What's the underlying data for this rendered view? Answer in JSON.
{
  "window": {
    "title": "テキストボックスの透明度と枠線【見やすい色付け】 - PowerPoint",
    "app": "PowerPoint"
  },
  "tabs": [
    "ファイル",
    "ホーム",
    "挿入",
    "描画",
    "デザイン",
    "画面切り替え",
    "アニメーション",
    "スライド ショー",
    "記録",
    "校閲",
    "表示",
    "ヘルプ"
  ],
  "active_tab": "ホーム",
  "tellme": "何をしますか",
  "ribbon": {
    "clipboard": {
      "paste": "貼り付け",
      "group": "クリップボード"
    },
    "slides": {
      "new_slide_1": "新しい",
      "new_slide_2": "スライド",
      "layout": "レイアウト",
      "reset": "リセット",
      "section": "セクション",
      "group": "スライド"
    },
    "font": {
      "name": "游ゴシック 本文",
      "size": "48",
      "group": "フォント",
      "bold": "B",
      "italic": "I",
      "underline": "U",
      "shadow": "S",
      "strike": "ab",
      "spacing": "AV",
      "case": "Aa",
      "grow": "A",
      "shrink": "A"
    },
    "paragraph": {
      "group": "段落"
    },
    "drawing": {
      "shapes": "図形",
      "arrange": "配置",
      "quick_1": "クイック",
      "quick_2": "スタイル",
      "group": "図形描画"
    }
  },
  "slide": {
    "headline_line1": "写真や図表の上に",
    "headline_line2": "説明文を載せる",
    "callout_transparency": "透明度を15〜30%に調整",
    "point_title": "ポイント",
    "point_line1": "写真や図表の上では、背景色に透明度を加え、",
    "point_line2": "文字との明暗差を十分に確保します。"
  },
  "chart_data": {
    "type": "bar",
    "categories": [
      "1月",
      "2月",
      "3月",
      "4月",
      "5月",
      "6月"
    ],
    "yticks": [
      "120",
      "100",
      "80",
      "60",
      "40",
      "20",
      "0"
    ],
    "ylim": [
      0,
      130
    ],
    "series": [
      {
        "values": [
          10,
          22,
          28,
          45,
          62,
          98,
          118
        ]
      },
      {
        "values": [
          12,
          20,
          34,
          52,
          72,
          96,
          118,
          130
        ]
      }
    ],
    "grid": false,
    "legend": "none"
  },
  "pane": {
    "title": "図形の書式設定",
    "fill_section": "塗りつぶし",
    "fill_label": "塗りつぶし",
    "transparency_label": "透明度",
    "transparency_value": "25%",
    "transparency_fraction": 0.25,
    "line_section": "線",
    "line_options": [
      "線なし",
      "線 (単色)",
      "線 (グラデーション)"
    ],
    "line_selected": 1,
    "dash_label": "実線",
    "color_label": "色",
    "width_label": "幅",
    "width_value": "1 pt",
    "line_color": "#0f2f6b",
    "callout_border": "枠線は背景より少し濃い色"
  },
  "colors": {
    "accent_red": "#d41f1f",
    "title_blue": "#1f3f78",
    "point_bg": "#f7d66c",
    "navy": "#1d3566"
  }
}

:::::

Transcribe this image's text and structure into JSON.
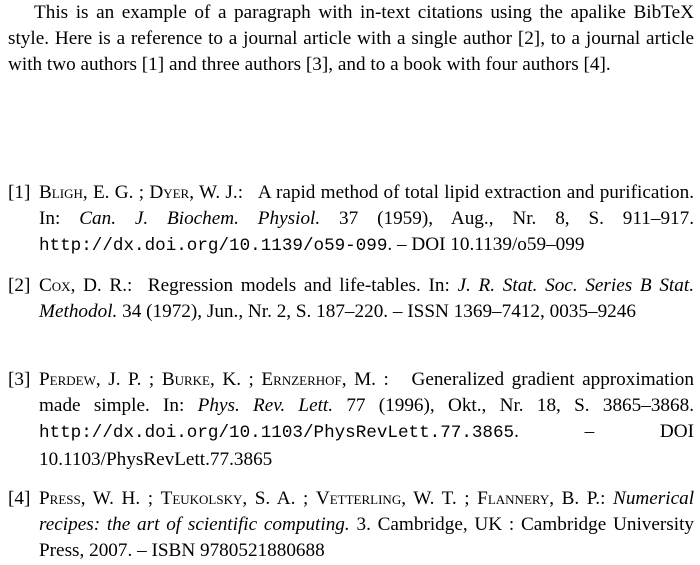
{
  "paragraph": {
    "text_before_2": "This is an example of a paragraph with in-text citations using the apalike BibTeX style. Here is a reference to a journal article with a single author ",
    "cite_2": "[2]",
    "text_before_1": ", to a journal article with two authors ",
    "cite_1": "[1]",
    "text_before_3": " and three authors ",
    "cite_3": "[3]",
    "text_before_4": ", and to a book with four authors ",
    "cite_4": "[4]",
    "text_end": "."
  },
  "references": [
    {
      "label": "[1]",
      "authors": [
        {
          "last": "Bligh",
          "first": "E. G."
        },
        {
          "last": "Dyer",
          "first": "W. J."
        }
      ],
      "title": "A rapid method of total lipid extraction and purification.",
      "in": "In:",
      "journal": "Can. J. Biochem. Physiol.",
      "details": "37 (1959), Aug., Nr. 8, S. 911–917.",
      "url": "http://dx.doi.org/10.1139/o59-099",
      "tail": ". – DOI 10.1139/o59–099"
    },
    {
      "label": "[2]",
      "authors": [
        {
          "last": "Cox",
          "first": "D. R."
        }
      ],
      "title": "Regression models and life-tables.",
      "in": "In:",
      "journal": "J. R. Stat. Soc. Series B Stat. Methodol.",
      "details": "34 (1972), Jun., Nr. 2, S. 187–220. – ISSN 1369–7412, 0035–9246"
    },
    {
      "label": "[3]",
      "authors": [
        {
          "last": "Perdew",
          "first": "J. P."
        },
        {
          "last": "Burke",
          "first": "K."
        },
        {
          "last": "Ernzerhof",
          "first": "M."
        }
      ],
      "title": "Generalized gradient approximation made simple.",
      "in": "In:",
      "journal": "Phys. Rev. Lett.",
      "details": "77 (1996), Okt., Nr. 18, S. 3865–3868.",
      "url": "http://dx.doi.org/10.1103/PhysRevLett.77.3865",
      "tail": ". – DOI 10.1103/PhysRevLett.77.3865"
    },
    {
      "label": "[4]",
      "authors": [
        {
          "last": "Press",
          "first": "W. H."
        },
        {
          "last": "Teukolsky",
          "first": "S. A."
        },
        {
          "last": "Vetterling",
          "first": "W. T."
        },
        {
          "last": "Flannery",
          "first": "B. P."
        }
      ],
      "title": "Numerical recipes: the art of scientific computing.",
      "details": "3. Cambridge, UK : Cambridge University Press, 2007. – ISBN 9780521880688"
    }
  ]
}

:::::

YOUR OBJECTIVE: Pull every line containing "JSON" out of the records.

COMPLETE OUTPUT:
What's the underlying data for this rendered view? Answer in JSON.
Transcribe this image's text and structure into JSON.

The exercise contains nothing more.